* _The request_
Select all lines holding the word "Pahang" from the entries that follow.

* _Exercise materials_
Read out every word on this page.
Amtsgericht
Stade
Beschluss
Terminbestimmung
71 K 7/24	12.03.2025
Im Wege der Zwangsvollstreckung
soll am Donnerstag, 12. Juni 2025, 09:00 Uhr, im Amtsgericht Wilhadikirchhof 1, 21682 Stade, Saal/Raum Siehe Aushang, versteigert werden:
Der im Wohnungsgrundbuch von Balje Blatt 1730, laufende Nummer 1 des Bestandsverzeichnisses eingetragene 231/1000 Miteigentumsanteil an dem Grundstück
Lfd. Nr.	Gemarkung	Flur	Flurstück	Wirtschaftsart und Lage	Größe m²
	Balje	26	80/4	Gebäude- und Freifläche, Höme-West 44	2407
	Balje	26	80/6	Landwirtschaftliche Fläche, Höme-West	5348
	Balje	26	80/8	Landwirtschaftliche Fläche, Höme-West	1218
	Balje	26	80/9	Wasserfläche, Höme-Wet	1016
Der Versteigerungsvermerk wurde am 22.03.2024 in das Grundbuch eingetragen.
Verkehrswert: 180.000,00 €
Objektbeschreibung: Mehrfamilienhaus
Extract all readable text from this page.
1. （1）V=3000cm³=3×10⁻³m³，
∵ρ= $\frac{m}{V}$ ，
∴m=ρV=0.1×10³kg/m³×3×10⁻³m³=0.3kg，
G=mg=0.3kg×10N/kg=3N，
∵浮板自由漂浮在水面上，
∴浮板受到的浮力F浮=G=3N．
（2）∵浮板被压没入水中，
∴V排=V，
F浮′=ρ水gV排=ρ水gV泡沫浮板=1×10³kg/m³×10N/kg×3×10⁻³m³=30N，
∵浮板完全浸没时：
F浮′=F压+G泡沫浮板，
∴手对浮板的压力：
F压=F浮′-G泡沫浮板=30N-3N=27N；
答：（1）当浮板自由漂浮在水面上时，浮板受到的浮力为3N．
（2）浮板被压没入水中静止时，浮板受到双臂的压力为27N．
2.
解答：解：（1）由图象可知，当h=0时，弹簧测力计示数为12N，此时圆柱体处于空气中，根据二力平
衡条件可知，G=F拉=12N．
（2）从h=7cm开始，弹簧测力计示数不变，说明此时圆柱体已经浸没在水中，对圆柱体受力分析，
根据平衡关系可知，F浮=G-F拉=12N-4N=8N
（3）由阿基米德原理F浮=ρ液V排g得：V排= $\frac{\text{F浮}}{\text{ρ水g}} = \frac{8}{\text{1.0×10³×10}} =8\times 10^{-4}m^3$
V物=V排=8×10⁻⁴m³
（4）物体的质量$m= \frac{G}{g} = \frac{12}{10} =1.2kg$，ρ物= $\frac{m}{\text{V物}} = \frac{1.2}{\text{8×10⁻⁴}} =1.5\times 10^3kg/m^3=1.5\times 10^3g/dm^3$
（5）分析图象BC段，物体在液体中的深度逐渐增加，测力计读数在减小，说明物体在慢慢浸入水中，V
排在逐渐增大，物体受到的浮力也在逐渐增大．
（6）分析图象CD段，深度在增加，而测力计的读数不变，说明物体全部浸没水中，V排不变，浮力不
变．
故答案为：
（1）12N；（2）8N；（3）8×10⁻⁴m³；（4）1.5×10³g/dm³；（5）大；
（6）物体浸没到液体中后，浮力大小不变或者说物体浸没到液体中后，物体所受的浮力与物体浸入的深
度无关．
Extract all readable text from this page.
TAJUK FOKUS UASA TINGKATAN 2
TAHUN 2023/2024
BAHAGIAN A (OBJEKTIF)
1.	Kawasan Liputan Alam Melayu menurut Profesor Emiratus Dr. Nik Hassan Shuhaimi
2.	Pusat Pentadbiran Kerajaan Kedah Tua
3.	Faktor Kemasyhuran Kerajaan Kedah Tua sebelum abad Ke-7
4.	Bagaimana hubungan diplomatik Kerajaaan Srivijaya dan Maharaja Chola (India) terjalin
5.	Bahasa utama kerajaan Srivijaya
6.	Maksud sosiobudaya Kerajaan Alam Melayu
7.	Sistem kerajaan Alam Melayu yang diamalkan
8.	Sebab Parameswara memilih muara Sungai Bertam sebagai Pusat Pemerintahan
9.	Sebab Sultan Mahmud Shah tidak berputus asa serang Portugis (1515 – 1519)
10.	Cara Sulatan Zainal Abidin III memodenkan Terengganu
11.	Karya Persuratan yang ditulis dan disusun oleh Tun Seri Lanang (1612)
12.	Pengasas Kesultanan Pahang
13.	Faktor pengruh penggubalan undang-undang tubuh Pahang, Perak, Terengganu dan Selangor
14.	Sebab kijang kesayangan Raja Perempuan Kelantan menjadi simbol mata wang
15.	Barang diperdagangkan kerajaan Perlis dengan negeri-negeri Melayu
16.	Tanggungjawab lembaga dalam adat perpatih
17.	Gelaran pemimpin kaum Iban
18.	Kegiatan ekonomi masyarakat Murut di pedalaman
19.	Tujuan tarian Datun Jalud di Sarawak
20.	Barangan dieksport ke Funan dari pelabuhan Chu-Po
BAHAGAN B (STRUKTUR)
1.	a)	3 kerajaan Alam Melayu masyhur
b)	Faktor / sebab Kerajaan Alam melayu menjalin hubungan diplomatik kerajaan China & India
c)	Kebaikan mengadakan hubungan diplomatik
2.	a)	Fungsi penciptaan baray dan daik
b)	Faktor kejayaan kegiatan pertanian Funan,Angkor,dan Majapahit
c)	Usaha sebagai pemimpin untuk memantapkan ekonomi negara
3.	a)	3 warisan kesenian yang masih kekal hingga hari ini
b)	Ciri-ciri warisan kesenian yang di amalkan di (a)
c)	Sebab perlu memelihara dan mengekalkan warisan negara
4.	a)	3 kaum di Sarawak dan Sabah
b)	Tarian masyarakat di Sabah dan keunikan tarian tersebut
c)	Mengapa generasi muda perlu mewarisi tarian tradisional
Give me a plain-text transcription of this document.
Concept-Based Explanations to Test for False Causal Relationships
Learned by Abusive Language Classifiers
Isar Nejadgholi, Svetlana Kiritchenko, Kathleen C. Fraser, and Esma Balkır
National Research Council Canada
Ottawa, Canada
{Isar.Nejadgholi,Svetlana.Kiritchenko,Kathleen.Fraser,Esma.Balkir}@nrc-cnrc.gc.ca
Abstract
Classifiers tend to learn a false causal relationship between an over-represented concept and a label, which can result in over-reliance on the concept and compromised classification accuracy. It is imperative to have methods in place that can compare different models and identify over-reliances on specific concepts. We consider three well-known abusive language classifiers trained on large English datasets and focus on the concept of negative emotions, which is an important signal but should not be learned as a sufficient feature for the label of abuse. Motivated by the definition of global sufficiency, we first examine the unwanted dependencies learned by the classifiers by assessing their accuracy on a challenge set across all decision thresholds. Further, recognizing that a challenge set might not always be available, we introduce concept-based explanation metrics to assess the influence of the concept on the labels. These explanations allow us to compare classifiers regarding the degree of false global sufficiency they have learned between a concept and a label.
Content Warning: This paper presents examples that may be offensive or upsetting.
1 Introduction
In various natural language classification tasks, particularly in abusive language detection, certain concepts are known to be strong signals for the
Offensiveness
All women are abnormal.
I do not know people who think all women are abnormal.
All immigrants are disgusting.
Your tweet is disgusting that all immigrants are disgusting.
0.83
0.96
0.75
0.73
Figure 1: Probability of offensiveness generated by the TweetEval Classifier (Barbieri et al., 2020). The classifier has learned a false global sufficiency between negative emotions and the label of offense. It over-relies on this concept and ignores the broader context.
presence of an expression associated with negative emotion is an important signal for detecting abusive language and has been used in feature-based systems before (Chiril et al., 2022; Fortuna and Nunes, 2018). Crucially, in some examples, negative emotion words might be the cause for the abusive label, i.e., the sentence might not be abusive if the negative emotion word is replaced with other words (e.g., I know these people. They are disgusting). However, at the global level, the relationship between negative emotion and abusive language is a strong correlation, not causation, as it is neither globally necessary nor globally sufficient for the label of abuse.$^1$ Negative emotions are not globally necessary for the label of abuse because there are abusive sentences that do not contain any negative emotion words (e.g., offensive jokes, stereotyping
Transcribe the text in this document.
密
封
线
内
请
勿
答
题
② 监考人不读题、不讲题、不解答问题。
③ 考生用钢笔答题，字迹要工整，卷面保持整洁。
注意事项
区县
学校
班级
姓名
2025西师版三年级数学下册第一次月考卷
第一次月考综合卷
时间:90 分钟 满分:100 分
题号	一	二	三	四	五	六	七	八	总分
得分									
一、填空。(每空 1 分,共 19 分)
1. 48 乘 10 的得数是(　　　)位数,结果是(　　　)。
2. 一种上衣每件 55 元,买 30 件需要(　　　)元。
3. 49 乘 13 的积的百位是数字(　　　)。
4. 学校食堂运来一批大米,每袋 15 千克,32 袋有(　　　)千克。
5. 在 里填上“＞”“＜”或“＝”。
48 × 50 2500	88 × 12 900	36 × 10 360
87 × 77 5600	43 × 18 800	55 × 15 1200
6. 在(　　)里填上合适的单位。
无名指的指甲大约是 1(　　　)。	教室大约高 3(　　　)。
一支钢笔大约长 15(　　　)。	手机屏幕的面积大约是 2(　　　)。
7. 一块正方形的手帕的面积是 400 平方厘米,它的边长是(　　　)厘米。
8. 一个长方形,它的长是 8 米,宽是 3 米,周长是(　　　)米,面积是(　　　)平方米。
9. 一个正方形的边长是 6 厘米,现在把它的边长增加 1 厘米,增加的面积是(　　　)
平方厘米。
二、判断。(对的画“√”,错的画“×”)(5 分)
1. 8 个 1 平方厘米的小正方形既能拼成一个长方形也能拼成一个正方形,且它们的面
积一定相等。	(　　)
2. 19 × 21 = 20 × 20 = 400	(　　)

* _Written solution_
12.	Pengasas Kesultanan Pahang
13.	Faktor pengruh penggubalan undang-undang tubuh Pahang, Perak, Terengganu dan Selangor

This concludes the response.